- [Do this]:
Locate every line in the records below that holds the word "فراخوان" and return each one.
---+---
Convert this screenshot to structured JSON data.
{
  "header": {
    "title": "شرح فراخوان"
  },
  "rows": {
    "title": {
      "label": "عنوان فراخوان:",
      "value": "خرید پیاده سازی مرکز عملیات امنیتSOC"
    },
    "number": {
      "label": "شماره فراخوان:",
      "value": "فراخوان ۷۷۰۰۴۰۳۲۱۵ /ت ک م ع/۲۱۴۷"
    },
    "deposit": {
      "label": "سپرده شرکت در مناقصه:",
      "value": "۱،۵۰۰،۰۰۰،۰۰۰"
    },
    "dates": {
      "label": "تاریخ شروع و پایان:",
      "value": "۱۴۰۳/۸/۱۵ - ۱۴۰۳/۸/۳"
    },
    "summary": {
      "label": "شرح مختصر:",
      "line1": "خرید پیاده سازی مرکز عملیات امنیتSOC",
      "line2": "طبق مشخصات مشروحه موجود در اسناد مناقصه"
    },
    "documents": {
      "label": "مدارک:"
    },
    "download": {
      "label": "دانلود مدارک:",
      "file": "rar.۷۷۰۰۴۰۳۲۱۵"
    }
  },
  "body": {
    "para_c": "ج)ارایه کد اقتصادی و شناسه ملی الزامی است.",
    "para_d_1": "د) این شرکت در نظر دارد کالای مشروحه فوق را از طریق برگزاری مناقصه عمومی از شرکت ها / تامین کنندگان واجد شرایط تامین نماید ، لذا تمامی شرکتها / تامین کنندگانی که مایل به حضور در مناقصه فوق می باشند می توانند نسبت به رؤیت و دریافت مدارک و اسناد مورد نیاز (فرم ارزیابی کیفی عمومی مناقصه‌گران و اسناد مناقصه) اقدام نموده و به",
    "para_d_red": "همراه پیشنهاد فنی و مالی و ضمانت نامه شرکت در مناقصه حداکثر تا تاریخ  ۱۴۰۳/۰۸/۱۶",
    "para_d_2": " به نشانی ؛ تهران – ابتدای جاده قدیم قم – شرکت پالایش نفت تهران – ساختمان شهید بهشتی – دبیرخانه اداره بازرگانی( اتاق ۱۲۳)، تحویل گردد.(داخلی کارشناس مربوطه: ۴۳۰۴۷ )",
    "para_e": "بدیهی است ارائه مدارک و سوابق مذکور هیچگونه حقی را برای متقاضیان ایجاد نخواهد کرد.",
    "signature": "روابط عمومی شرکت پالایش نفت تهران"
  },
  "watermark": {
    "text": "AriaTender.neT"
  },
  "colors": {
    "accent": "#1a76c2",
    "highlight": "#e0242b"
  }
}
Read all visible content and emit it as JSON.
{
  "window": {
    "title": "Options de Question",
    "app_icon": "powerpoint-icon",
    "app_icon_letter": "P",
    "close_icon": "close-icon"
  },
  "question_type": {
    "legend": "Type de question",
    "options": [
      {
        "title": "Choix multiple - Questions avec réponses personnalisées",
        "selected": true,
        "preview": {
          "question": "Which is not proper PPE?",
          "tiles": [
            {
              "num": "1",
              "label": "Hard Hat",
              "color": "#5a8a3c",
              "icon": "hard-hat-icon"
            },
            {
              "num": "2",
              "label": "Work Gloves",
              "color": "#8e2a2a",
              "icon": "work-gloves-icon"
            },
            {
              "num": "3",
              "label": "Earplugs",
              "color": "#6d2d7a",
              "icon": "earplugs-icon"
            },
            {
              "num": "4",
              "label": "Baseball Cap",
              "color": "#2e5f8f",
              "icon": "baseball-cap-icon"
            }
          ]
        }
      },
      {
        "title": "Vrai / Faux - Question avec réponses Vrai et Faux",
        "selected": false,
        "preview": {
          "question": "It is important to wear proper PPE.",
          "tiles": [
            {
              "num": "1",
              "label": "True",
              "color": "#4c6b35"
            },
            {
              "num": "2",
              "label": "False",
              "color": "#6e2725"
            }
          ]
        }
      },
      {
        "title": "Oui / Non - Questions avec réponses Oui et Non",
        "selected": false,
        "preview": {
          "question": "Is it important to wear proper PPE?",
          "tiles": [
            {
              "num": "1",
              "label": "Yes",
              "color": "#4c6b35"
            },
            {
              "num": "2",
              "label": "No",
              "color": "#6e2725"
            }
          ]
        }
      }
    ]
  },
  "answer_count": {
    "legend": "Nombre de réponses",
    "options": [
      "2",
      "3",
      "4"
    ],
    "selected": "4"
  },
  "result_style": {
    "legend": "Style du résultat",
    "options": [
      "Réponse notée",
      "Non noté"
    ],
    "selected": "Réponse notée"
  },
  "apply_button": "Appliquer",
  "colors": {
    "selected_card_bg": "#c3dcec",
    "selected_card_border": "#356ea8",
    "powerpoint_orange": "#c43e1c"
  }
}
---+---
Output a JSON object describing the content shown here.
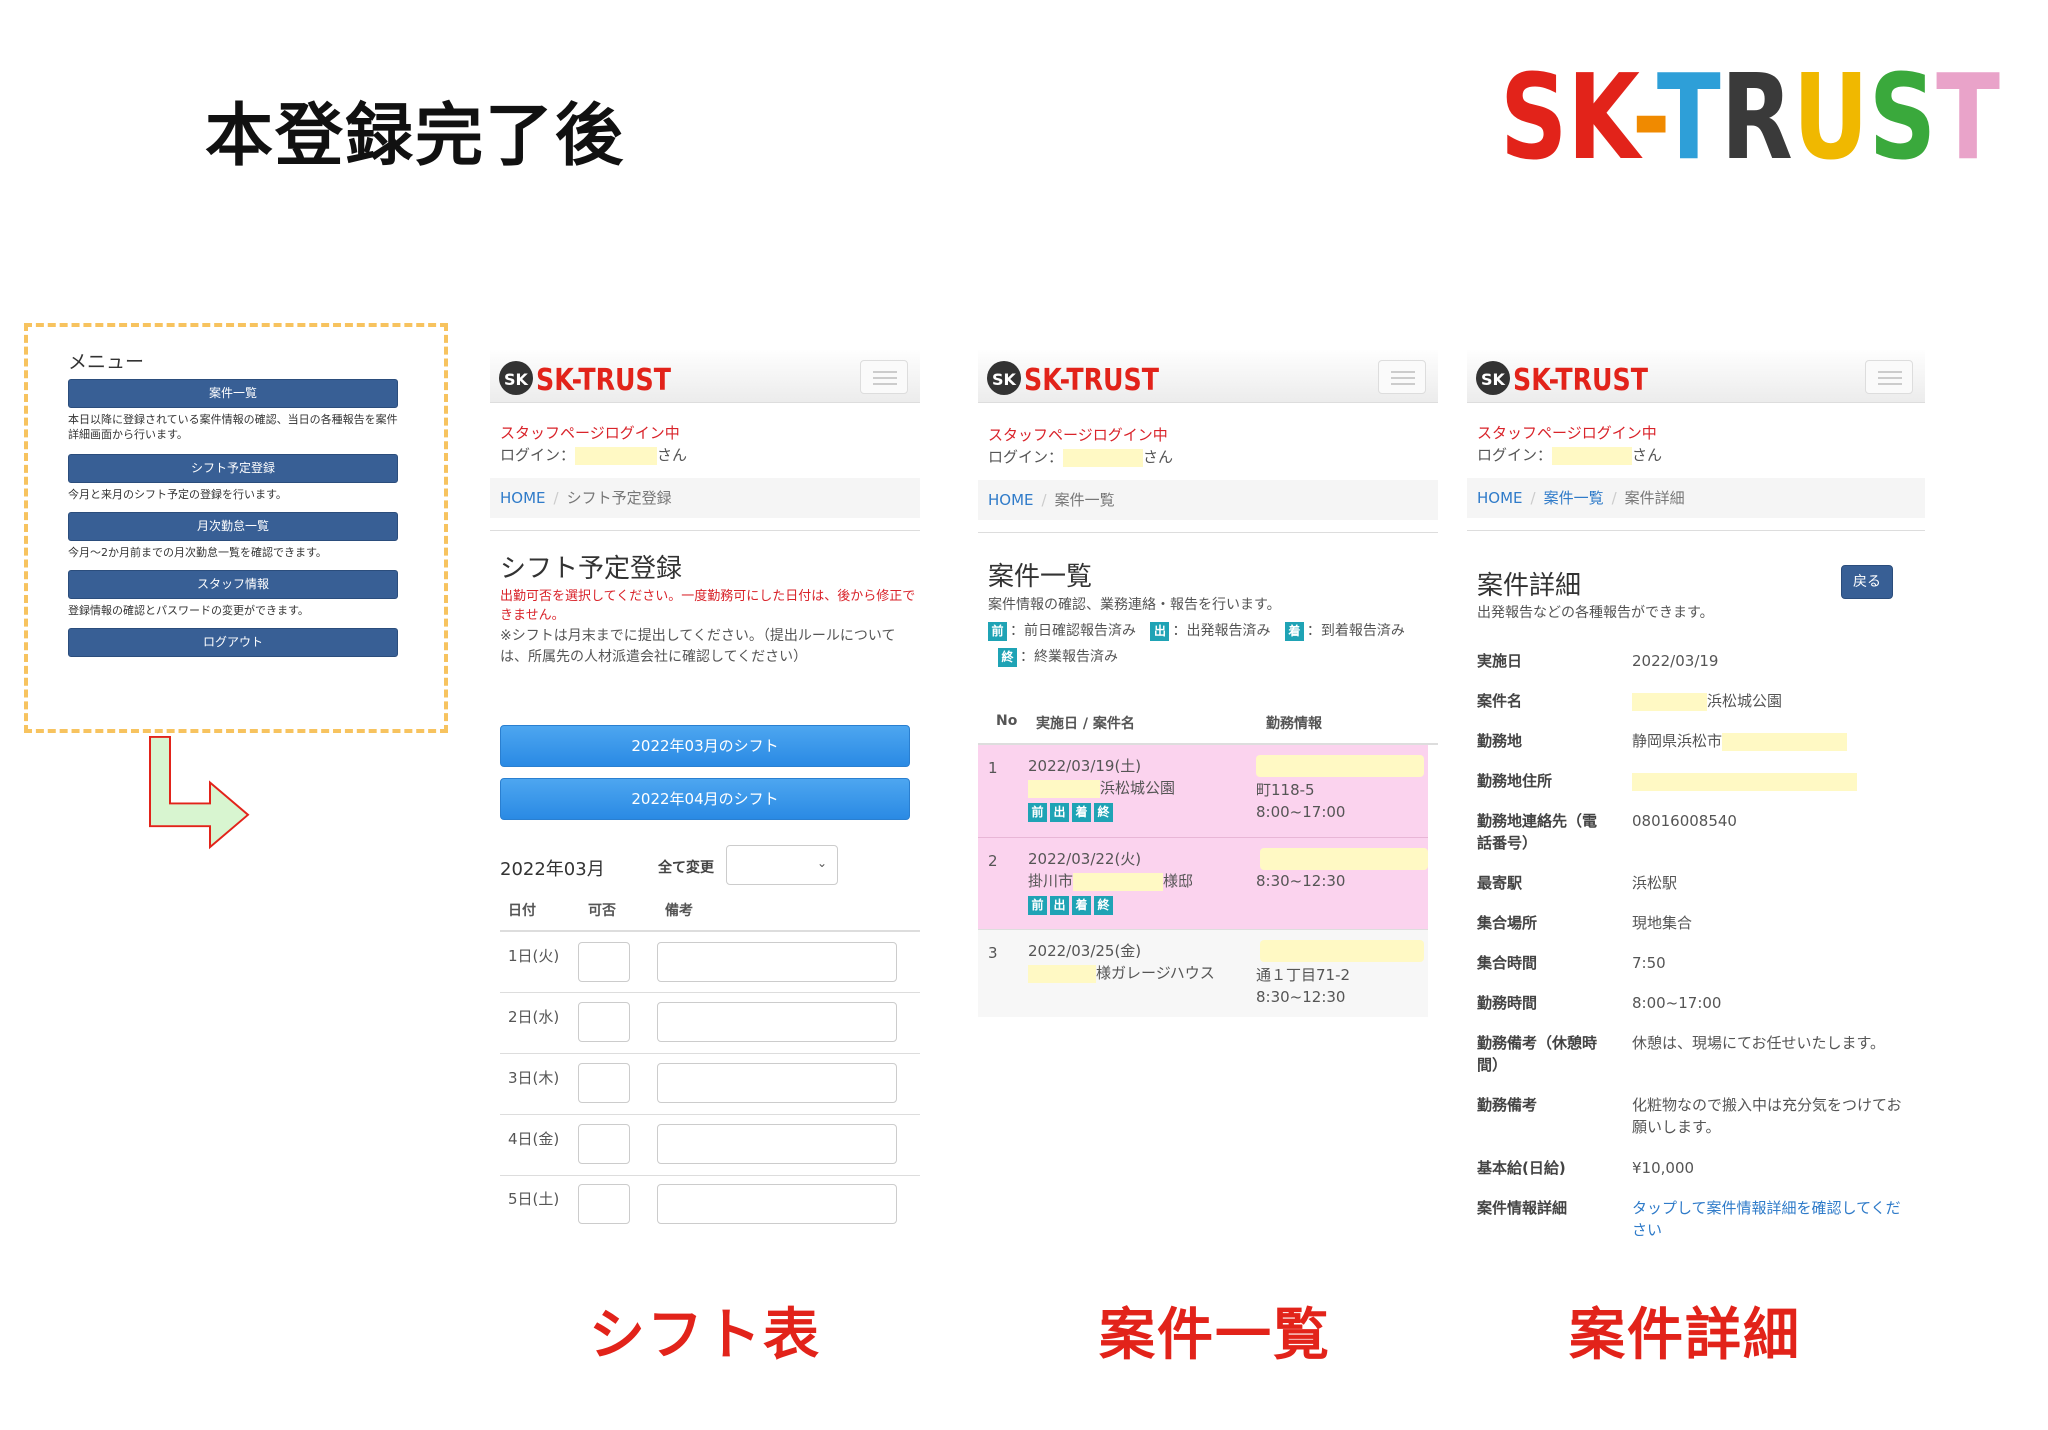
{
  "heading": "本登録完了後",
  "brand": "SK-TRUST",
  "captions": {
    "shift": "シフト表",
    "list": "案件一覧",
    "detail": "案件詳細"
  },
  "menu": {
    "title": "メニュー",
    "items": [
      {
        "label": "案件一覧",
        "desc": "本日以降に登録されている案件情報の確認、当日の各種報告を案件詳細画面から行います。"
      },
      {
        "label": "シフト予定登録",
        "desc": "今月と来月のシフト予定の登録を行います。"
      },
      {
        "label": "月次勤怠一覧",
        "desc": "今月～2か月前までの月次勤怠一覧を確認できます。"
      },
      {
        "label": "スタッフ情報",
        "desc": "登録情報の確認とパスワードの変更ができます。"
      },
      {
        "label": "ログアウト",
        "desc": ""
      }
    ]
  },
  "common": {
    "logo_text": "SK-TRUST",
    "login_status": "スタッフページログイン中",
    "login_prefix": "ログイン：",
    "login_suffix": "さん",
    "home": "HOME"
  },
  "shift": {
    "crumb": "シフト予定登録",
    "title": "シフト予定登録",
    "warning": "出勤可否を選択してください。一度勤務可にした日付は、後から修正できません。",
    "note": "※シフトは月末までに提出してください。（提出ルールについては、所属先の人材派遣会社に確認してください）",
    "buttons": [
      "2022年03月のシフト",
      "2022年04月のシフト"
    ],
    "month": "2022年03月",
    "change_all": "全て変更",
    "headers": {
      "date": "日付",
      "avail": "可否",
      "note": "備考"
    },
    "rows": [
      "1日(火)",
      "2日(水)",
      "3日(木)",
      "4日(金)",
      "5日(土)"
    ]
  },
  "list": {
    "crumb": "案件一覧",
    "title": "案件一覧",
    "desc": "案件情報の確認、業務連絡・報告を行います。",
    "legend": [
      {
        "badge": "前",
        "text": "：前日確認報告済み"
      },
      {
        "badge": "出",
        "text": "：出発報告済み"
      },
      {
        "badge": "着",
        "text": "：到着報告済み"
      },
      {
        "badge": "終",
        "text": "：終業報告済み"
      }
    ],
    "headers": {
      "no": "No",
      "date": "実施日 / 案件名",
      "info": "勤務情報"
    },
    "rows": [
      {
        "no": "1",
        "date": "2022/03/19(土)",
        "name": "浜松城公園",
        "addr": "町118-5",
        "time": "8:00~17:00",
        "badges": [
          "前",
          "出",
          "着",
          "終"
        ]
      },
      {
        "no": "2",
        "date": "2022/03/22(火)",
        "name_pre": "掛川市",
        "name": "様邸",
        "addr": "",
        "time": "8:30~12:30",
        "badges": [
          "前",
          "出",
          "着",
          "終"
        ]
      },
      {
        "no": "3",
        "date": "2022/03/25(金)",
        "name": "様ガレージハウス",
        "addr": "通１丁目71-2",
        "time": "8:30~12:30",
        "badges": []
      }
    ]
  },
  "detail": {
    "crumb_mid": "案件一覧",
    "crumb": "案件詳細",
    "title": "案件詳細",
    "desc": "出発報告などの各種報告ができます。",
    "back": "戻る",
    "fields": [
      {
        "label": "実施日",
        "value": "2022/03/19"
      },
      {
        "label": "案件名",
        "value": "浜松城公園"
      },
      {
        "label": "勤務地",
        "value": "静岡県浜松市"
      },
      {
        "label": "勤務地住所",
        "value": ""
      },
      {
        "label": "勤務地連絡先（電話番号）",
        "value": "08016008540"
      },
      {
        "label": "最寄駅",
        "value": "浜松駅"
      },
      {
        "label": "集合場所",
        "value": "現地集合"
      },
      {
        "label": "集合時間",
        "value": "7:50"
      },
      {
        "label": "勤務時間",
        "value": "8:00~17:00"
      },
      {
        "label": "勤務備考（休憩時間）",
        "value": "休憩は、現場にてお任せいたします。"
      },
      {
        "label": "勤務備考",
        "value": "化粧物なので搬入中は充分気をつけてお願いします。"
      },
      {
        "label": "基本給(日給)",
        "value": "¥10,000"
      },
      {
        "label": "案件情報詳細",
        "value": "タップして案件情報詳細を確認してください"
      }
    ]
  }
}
---+---
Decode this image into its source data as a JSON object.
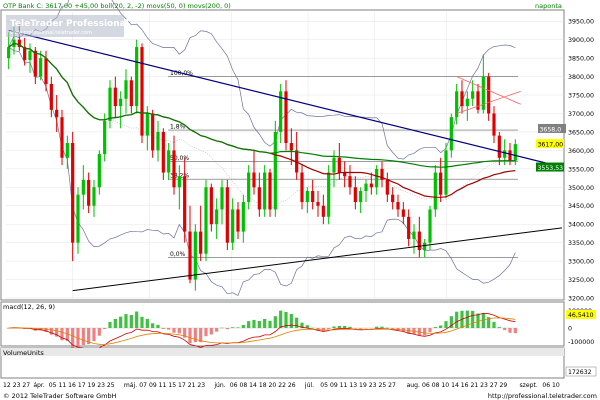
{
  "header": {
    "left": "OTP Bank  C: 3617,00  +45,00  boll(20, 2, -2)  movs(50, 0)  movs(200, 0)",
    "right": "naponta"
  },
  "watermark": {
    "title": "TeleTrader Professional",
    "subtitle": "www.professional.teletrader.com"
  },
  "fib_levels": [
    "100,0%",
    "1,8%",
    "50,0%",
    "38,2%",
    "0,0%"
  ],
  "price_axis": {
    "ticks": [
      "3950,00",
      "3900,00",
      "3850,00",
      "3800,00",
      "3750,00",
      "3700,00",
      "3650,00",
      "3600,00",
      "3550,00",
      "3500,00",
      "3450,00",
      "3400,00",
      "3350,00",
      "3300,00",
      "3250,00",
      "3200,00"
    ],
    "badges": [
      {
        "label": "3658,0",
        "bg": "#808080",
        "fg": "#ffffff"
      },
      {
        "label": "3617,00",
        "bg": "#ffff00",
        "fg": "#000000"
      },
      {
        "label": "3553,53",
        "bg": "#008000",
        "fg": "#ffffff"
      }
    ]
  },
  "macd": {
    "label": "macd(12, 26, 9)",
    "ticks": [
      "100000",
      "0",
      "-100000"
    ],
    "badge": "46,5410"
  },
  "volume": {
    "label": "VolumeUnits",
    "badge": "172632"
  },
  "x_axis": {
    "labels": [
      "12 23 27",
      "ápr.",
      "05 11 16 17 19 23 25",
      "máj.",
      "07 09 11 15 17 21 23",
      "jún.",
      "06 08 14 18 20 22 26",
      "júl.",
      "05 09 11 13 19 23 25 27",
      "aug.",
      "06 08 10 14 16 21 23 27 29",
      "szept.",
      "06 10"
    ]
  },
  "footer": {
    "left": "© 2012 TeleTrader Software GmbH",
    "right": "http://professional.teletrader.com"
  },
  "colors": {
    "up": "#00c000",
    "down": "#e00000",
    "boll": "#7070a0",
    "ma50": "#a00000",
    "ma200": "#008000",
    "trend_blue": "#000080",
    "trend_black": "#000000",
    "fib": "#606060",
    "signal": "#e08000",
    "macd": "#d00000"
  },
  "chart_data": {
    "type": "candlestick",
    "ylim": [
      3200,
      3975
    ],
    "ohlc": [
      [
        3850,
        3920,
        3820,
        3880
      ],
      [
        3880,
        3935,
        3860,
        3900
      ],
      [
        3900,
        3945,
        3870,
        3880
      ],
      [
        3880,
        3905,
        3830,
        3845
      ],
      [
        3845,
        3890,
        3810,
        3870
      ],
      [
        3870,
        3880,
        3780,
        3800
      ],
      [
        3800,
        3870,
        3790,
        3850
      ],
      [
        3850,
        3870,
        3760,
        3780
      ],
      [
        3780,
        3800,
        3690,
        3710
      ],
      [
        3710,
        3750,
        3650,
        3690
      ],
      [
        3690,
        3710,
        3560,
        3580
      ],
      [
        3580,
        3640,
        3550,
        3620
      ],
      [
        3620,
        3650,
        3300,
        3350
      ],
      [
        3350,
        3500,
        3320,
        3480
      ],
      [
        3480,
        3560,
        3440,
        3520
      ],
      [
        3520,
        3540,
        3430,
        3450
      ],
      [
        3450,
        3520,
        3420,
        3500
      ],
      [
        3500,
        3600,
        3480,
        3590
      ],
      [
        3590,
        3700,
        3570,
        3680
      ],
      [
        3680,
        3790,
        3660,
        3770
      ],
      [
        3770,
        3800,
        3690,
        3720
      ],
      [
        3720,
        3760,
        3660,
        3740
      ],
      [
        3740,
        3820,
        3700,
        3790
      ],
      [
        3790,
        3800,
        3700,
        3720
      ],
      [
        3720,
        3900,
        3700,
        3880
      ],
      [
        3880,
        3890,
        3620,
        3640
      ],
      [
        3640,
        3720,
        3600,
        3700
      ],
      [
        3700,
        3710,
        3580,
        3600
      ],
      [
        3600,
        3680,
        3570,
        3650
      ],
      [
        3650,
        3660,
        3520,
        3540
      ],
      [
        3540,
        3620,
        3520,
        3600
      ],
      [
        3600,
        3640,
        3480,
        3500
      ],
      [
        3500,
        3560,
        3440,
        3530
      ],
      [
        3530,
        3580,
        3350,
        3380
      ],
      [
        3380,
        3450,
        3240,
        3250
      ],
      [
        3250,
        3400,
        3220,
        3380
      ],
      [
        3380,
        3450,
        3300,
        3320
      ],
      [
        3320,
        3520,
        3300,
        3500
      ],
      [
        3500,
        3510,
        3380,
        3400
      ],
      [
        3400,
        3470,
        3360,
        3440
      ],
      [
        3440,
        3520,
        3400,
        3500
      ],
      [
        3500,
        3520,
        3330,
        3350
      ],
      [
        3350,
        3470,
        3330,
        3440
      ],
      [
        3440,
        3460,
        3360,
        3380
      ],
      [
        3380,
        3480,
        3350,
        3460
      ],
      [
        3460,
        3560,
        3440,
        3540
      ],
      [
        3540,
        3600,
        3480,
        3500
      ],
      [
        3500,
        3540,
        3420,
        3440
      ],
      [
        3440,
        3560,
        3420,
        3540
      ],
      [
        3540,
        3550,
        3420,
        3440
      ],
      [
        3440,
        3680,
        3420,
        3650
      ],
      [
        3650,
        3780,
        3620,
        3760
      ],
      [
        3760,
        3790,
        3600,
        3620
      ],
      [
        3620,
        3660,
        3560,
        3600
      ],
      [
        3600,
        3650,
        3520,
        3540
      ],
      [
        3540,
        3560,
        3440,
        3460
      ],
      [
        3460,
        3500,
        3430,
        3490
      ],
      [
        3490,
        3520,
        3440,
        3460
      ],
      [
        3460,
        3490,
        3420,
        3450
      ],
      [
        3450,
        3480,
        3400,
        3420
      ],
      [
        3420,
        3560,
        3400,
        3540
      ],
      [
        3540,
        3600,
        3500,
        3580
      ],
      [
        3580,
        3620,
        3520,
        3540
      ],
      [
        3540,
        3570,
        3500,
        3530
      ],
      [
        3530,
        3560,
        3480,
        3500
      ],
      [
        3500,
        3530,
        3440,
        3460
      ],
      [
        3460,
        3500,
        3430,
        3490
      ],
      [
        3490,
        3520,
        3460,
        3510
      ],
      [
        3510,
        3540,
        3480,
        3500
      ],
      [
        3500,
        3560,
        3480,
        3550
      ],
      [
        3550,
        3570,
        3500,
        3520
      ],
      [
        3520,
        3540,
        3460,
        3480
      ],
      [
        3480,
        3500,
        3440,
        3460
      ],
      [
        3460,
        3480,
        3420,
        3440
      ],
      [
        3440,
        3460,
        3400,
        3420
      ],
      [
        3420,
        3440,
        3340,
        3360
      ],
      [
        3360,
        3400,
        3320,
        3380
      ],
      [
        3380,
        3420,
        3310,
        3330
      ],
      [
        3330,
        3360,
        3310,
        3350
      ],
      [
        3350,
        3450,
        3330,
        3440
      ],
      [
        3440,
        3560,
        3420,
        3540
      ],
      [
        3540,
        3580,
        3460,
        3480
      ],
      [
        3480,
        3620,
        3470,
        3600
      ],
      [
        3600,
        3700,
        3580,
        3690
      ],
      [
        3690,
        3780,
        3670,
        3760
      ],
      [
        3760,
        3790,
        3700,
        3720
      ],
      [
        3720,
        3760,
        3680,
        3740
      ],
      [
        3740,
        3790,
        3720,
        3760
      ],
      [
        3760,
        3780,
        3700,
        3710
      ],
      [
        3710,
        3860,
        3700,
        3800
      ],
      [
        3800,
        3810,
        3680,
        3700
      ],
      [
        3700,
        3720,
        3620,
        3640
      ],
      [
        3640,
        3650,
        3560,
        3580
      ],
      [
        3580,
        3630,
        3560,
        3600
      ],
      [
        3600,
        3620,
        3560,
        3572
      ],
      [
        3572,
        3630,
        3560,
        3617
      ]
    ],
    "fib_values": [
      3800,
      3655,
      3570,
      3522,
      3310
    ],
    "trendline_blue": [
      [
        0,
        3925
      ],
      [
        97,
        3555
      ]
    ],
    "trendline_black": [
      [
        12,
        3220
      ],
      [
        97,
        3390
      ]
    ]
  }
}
---+---
- [Result of this exercise]:
    "title": "شرح فراخوان"
      "label": "عنوان فراخوان:",
      "label": "شماره فراخوان:",
      "value": "فراخوان ۷۷۰۰۴۰۳۲۱۵ /ت ک م ع/۲۱۴۷"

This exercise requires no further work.